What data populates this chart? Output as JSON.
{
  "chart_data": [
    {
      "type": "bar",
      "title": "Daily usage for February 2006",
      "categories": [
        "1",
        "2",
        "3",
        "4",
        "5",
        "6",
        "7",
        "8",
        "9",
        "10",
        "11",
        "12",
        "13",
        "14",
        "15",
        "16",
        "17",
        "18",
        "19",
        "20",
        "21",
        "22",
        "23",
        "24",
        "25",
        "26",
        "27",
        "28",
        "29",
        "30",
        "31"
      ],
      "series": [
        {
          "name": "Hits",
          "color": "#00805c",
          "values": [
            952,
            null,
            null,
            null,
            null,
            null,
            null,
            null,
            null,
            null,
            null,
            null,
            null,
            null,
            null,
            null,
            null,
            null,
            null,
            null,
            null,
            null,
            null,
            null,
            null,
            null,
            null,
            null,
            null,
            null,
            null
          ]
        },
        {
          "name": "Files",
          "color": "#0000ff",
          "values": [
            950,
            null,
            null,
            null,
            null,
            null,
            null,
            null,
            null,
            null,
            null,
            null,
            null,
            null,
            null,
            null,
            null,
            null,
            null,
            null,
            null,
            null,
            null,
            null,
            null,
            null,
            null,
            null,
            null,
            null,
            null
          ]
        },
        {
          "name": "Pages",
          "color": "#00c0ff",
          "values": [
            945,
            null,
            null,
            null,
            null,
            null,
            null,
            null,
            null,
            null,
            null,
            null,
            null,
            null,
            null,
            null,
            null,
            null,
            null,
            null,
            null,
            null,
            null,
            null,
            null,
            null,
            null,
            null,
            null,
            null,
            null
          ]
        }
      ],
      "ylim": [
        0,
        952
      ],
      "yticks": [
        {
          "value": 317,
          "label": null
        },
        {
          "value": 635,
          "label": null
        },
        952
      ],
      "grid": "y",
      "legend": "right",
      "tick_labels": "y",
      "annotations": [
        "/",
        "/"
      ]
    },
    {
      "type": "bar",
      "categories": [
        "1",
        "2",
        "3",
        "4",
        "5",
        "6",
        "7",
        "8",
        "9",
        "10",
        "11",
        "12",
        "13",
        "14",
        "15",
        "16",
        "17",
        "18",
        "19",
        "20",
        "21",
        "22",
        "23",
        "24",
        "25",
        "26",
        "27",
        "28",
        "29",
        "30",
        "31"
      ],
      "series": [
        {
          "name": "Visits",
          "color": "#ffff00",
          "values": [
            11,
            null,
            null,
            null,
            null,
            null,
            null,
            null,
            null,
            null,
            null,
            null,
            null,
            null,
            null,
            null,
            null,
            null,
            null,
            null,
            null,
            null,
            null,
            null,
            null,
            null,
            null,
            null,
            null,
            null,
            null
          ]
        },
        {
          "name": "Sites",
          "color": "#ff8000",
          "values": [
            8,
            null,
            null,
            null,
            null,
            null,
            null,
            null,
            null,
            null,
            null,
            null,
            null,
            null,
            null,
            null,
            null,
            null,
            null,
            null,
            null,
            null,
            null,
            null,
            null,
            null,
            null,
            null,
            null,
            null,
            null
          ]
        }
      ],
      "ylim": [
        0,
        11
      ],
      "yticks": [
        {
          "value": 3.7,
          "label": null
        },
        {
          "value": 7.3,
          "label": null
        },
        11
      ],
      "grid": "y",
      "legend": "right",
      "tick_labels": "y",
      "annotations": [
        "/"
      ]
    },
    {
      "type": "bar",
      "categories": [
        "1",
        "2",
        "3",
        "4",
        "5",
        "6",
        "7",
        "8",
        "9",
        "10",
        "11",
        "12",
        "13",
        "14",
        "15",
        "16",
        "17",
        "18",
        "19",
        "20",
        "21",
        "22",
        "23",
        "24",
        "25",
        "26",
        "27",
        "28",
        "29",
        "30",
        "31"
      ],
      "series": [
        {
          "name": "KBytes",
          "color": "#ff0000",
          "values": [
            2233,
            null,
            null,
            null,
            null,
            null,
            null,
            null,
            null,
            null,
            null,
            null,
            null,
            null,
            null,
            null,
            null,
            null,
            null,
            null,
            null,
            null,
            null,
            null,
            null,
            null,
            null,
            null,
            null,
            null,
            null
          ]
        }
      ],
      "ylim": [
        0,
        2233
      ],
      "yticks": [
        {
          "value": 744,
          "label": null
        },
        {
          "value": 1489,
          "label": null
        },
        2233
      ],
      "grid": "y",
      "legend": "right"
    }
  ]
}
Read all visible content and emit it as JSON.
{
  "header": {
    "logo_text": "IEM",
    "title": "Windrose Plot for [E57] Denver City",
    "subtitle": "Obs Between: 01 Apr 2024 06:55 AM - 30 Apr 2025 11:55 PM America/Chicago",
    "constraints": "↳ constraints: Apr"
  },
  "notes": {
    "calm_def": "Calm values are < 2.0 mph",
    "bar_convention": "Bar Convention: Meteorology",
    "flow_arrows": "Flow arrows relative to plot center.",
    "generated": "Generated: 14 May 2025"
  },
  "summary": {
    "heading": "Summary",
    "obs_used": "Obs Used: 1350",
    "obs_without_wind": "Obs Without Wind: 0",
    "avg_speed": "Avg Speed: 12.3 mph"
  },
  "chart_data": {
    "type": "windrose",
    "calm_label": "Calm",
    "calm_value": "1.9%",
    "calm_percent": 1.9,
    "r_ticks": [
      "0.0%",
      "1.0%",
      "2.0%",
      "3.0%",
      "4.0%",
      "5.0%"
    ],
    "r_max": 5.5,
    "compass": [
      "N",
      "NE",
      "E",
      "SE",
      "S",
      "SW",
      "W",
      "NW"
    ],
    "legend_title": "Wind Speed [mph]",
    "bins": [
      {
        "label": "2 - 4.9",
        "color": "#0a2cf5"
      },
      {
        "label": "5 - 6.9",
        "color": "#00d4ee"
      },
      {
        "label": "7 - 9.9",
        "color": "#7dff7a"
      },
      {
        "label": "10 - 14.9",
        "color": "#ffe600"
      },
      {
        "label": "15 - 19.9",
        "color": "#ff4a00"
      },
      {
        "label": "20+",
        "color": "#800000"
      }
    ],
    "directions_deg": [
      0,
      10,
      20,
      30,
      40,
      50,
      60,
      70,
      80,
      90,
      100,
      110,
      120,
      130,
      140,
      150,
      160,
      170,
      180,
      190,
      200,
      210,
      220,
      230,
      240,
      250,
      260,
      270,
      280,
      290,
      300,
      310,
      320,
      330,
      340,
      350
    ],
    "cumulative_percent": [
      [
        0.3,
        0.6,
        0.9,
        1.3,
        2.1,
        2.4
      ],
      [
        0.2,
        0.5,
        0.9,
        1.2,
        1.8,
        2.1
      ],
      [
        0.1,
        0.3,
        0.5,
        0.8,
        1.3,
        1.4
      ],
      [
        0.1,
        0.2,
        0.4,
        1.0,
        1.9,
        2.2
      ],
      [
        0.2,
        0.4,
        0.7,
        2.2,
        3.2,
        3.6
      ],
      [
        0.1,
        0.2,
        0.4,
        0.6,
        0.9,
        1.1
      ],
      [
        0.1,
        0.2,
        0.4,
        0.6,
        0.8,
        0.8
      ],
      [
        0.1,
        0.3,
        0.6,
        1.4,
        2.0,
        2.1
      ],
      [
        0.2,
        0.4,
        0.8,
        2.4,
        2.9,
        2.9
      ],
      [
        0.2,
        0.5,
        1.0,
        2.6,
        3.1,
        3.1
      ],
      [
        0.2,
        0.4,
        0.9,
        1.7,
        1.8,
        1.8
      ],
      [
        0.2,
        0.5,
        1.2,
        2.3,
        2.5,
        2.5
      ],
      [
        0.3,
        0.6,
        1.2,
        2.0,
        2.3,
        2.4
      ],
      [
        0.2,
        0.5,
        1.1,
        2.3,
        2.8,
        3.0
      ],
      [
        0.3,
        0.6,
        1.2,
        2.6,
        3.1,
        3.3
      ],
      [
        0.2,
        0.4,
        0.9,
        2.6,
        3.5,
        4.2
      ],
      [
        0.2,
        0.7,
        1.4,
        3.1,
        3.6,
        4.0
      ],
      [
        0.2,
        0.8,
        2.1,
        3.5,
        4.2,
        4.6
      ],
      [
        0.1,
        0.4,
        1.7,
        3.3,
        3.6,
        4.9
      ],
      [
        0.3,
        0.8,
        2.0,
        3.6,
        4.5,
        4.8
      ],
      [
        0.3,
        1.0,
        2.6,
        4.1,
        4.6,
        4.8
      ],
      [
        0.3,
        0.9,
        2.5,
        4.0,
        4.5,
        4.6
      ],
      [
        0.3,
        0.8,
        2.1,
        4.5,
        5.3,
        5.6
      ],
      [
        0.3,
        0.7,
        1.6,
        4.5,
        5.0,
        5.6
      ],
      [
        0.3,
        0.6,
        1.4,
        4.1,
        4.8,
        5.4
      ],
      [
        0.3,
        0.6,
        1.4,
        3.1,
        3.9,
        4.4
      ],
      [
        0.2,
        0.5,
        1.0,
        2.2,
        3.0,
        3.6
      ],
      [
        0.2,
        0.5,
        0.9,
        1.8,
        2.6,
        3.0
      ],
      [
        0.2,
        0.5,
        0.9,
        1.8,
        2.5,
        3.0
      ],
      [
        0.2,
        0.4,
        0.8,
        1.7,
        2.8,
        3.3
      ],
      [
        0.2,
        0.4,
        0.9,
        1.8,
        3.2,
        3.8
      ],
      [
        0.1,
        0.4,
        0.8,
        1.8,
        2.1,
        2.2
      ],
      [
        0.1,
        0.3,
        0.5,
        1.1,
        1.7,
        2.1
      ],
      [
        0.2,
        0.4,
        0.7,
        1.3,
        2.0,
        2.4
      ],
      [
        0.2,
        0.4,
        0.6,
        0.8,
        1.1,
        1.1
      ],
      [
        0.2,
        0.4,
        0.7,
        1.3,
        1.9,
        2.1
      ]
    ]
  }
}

Aim:
Report only the number of lines in the listing that contain the word "color".

Solution below:
12